What to work on —
Below are the records; locate each line with the word "JSON" and copy it.

--------------------------------------------------

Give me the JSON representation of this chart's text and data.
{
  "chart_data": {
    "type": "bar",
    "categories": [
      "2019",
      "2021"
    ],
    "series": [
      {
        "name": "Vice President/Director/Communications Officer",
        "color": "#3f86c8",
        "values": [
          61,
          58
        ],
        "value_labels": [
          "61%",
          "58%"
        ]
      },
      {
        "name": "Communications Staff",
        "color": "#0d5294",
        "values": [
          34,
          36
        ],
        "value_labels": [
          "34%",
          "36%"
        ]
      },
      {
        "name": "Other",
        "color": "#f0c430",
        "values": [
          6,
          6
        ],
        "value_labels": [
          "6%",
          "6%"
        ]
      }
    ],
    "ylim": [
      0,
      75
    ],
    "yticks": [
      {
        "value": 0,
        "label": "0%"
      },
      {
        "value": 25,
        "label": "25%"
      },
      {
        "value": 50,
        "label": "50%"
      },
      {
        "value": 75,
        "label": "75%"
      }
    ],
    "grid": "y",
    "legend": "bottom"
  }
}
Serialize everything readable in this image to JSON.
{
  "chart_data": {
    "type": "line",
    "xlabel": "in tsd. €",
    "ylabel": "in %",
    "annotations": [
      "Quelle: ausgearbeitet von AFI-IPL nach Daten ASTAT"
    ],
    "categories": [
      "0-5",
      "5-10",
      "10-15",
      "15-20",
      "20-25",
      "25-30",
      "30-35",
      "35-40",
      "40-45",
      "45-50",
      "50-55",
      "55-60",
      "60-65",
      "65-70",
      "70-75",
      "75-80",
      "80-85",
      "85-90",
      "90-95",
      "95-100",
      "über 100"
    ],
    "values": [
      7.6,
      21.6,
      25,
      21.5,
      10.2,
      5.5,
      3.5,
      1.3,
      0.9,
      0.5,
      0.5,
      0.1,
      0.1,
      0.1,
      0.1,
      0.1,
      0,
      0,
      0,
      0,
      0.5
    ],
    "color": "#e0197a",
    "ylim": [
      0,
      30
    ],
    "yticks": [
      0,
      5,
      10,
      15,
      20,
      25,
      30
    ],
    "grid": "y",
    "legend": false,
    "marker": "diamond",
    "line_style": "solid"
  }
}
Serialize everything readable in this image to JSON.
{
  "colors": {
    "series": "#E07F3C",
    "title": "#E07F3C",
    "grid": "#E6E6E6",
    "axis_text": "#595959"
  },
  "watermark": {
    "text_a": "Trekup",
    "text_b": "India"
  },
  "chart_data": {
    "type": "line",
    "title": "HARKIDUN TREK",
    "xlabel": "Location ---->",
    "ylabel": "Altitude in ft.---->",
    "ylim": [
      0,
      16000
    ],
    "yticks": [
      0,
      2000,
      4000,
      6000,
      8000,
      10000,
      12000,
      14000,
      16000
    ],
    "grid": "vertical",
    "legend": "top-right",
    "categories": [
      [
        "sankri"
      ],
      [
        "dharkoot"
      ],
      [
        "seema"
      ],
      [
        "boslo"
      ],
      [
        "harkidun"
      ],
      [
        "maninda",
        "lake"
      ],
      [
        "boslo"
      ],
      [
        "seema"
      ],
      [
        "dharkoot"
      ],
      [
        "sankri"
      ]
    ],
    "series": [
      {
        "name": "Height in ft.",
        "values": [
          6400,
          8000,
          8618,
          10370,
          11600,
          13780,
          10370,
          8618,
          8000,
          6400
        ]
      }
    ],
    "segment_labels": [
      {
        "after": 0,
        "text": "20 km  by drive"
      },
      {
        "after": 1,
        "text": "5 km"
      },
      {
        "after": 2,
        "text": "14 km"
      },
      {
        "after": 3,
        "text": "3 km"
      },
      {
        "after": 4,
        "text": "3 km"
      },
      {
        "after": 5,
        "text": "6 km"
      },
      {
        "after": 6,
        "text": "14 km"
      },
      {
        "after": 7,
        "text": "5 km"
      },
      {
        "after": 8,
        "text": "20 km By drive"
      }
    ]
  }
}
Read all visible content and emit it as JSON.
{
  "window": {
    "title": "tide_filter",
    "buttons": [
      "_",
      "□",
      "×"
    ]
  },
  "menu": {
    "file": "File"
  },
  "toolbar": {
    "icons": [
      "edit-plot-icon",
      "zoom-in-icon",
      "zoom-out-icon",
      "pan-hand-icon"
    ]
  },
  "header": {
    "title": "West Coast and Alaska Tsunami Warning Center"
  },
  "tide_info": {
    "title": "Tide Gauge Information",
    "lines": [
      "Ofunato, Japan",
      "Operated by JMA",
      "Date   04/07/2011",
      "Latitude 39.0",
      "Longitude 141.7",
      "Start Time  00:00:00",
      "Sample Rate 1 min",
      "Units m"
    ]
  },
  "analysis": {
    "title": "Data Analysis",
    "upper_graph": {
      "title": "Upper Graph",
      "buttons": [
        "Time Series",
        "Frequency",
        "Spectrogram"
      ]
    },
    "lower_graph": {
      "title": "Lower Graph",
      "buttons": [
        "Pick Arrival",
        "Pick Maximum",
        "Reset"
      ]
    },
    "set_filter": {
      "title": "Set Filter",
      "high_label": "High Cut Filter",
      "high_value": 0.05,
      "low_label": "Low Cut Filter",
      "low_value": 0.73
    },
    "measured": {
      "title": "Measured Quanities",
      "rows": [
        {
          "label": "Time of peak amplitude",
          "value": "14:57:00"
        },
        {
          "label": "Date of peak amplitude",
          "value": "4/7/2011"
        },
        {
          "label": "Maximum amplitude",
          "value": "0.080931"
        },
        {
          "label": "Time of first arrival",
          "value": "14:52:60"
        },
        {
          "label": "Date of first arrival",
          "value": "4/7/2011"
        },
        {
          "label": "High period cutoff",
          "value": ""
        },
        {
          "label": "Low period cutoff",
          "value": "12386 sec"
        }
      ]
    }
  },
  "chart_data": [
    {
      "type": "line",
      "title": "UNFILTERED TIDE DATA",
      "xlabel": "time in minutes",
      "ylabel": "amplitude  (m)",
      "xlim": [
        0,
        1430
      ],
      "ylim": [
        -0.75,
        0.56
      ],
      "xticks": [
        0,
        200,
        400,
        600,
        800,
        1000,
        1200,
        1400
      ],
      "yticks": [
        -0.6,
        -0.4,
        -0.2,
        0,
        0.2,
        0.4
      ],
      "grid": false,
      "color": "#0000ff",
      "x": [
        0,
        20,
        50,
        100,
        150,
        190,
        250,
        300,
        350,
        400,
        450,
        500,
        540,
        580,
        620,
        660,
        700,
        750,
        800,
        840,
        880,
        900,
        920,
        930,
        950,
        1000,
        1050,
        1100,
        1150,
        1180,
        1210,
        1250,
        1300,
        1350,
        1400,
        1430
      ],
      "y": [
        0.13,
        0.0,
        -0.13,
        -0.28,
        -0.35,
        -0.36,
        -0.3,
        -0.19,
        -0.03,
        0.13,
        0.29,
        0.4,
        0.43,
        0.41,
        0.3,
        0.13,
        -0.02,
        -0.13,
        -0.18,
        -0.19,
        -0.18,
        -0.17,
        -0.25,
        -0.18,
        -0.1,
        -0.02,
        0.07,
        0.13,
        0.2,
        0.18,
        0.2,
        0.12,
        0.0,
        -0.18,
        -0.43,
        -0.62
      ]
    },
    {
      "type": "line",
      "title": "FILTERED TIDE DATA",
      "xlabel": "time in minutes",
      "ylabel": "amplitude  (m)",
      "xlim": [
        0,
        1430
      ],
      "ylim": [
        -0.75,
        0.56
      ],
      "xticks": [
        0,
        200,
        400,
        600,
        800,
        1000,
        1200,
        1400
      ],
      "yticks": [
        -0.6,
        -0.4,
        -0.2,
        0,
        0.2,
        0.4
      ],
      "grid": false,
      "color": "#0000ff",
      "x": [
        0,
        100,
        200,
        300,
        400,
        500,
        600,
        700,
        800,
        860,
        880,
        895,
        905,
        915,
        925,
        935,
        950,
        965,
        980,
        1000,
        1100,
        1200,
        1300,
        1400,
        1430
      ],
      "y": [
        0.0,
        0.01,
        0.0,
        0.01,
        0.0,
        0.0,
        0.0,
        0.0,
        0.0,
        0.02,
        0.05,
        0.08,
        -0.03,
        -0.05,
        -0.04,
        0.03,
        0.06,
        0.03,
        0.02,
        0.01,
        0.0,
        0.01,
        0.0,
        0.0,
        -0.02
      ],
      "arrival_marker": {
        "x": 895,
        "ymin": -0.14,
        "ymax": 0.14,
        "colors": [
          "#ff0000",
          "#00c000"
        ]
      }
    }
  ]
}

--------------------------------------------------

Completed exercise —
Give me the JSON representation of this chart's text and data.
Serialize everything readable in this image to JSON.
Serialize everything readable in this image to JSON.
Read all visible content and emit it as JSON.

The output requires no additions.